━━━ LESETEXT
Dass ausgerechnet die Grünen als einstmalige Friedenspartei die erste deutsche Beteiligung an einem Angriffskrieg nach 1945 durchsetzten, mochten jedoch rund 5.000 Mitglieder nicht einsehen und verließen die Partei. Das waren seinerzeit rund 15 Prozent und möglicherweise fast die Hälfte der Aktiven. Den rechten Parteiflügel um Fischer schmerzte das nicht, denn nun waren die innerparteilichen Kräfteverhältnisse geklärt und die fälschlich "Realos" genannten bestimmten nun die Richtung. Die Grünen verschenkten in dieser Zeit Möglichkeiten, die sie noch in den achtziger Jahren nutzten. Rund 40 Prozent der Bevölkerung, in den neuen Bundesländern die Mehrheit, waren gegen deutsche Kriegsbeteiligung; daran änderten weder die Einheitsparteien noch die Gehirnwäscheversuche vieler Medien etwas. Diese große Minderheit stand ohne politische Vertretung da. Hätten die Grünen zugegriffen, wären sie zwar aus der Regierung geflogen, aber stärker geworden als zuvor.
Der Verlust engagierter linker Mitglieder wurde ausgeglichen. Es kamen viele Junge herein, die einerseits von grüner Streit- und Diskursfähigkeit, aber auch von den Karriereangeboten einer Regierungspartei angezogen wurden. Die Strategie von Fischer und Co. ging also auf. Linke wie Ludger Volmer, Jürgen Trittin oder Claudia Roth wurden zu "lame ducks", abhängig von rechten Parteitagsmehrheiten. Lediglich Bärbel Höhn konnte sich aufgrund ihrer für die breite Öffentlichkeit erkennbar blockierten Bundeskarriere und durch eine extrem populäre Führung ihres Landesministeramtes eine gewisse Souveränität erhalten.
Die kommende Bundestagswahl könnte nun zu einer Abrechnung geraten. Nach der Kosovo-Entscheidung 1999 fielen die Grünen bei der NRW-Wahl 2000 von 10 auf 7,2 Prozent. Erst jetzt, als sie mit höherer absoluter Stimmenzahl nur noch 6,2 Prozent erreichten, wird das ganze Ausmaß der Gefahr, in der sie schweben, erkennbar. Das Ergebnis ihres stärksten Landesverbandes, ist bundesweit hochgerechnet, mikroskopisch nah an der Fünf-Prozent-Hürde. Die Law-and-order-gläubigen Konservativen, die 2000 wegen der Kohlschen Parteispendenaffäre der Urne fernblieben, sind zur CDU zurückgekehrt, weil sie ein Ziel vor Augen hatten: den Regierungswechsel. Sie werden also auch an der Bundestagswahl gut mobilisiert teilnehmen. Nun kommt als Risiko für die Grünen vielleicht noch das Zusammengehen von PDS und WASG dazu. Eine ZDF-Politbarometer-Umfrage ergab, dass 21 Prozent der Grünen-WählerInnen, mehr als bei der SPD (15 Prozent), sich vorstellen können, diesen Zusammenschluss zu wählen.
━━━━━━
**AUFGABEN**
- a) Auf welchen Stimmenanteil fielen die Grünen nach der Kosovo-Entscheidung laut dem Text über die Grünen bei der NRW-Wahl 2000?
- b) Übertragen Sie aus dem Text über die Grünen den Abschnitt von „Der Verlust engagierter“ bis einschließlich „gewisse Souveränität erhalten.“ wortgetreu.
- c) Setzen Sie den Text über die Grünen im Anschluss an seinen letzten Satz fort.
━━━ EXTRAHIERTE AUFLISTUNG
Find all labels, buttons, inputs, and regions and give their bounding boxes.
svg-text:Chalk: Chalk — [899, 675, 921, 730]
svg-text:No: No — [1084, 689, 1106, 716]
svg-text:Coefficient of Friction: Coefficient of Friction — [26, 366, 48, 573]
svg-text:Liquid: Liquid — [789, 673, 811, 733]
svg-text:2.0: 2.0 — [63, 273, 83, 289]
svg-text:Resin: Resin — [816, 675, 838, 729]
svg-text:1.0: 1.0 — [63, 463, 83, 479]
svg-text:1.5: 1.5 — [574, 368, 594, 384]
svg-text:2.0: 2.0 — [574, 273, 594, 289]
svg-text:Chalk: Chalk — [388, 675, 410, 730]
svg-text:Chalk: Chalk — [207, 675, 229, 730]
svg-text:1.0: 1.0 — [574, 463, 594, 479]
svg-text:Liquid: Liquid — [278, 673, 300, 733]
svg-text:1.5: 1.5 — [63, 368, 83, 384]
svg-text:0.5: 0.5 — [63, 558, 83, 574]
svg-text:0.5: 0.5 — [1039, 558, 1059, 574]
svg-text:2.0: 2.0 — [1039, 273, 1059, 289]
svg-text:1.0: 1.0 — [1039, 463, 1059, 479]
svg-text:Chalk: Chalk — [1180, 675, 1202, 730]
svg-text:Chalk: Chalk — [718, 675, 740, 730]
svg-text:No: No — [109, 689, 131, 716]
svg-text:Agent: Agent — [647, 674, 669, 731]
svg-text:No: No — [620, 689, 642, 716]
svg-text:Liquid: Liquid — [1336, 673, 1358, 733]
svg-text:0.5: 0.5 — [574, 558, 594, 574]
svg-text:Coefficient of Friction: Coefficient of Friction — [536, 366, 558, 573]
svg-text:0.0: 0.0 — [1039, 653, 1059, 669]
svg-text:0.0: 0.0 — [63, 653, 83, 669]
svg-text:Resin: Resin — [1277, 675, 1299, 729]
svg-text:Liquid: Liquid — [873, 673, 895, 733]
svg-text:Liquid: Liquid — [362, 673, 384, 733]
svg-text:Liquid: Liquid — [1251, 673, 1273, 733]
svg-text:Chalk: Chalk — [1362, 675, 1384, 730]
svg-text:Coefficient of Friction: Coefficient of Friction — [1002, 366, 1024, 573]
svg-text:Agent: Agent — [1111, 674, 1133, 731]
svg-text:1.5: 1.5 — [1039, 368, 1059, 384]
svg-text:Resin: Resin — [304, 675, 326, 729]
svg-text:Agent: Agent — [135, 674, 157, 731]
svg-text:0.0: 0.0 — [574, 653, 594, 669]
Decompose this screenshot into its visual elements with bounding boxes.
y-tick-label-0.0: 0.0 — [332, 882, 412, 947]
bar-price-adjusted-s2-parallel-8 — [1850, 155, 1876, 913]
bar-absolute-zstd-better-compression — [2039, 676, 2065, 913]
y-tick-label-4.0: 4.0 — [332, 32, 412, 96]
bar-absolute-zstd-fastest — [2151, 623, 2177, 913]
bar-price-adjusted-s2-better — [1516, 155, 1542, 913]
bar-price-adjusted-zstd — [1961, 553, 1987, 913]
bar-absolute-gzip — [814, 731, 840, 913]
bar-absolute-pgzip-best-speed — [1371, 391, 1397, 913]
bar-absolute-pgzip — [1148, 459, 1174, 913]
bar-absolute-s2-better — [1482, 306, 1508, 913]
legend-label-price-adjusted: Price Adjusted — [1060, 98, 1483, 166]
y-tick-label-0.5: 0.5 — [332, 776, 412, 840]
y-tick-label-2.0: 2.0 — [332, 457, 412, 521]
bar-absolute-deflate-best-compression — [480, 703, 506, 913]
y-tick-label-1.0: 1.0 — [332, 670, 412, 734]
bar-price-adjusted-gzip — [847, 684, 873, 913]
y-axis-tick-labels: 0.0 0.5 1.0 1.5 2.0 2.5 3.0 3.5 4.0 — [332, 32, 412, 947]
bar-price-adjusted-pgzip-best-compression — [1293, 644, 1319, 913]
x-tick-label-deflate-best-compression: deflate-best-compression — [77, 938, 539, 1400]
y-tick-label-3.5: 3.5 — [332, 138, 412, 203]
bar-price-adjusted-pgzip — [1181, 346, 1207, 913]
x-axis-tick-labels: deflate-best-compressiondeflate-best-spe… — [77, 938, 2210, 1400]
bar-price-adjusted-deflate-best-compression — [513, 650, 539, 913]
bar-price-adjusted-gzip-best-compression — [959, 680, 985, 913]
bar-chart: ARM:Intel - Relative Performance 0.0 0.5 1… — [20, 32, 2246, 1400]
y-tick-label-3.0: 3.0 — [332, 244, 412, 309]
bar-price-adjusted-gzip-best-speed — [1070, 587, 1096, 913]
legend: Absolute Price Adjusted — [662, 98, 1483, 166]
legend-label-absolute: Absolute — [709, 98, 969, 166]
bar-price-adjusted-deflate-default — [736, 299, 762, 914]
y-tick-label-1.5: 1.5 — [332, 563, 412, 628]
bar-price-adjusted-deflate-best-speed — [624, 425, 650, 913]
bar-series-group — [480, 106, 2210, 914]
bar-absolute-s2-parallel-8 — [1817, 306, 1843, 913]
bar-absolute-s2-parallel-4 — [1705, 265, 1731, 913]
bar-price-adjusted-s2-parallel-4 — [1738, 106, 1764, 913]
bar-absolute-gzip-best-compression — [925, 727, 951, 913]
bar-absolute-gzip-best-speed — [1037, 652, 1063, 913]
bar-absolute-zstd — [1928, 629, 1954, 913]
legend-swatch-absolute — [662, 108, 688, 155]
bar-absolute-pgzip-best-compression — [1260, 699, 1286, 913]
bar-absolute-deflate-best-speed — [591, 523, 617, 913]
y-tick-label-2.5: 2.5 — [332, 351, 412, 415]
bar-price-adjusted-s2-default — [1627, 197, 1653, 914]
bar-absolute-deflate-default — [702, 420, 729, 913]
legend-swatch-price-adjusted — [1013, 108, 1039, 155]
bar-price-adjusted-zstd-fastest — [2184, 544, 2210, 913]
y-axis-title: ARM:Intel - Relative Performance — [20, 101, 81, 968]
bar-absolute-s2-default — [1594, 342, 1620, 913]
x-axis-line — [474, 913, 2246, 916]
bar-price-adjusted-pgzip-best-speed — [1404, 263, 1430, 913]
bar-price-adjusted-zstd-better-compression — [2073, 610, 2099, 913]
━━━━━━
**LÖSUNGEN**
- a) Auf 7,2 Prozent, nachdem sie zuvor bei 10 Prozent gelegen hatten.

- b)
Der Verlust engagierter linker Mitglieder wurde ausgeglichen. Es kamen viele Junge herein, die einerseits von grüner Streit- und Diskursfähigkeit, aber auch von den Karriereangeboten einer Regierungspartei angezogen wurden. Die Strategie von Fischer und Co. ging also auf. Linke wie Ludger Volmer, Jürgen Trittin oder Claudia Roth wurden zu "lame ducks", abhängig von rechten Parteitagsmehrheiten. Lediglich Bärbel Höhn konnte sich aufgrund ihrer für die breite Öffentlichkeit erkennbar blockierten Bundeskarriere und durch eine extrem populäre Führung ihres Landesministeramtes eine gewisse Souveränität erhalten.

- c)
Schon verlangen linke und junge Grüne einen Kurswechsel in der Wirtschafts- und Sozialpolitik der Partei. Beim über Hartz IV entscheidenden Parteitag machten sie nur ein Drittel aus. Ob sie diesmal mehr Kraft haben? Die Zeit ist knapp. Und wie soll ein Kurswechsel glaubwürdig werden, wenn die "alten" Gesichter in den Bundesländern bereits wieder nach den "sicheren" Plätzen auf den KandidatInnen-Listen greifen? Eine Kandidatur, wie die von Marek Dutschke in Berlin, gibt der Kritik vieler nachdrängender junger Grüner daran Ausdruck. Bisher ist noch nicht erkennbar, ob und wie sich hier Kräfteverhältnisse verschieben.
Kaum bemerkt haben die Grünen ihren Verlust bei den Frauen, auf die sie sich früher immer verlassen konnten. In NRW war das Geschlechterwahlverhalten nivelliert wie noch nie: fünf Prozent bei den Männern, nur sieben Prozent bei den Frauen. Die starken grünen Frauen treten nicht in frauenpolitischen Zusammenhängen auf, die gealterten Feministinnnen werden so marginalisiert, verbittern und werden damit für junge Frauen noch unattraktiver. Derweil kandidiert erstmals eine Frau als Bundeskanzlerin und ein (seit kurzem) offen Schwuler als Vizekanzler.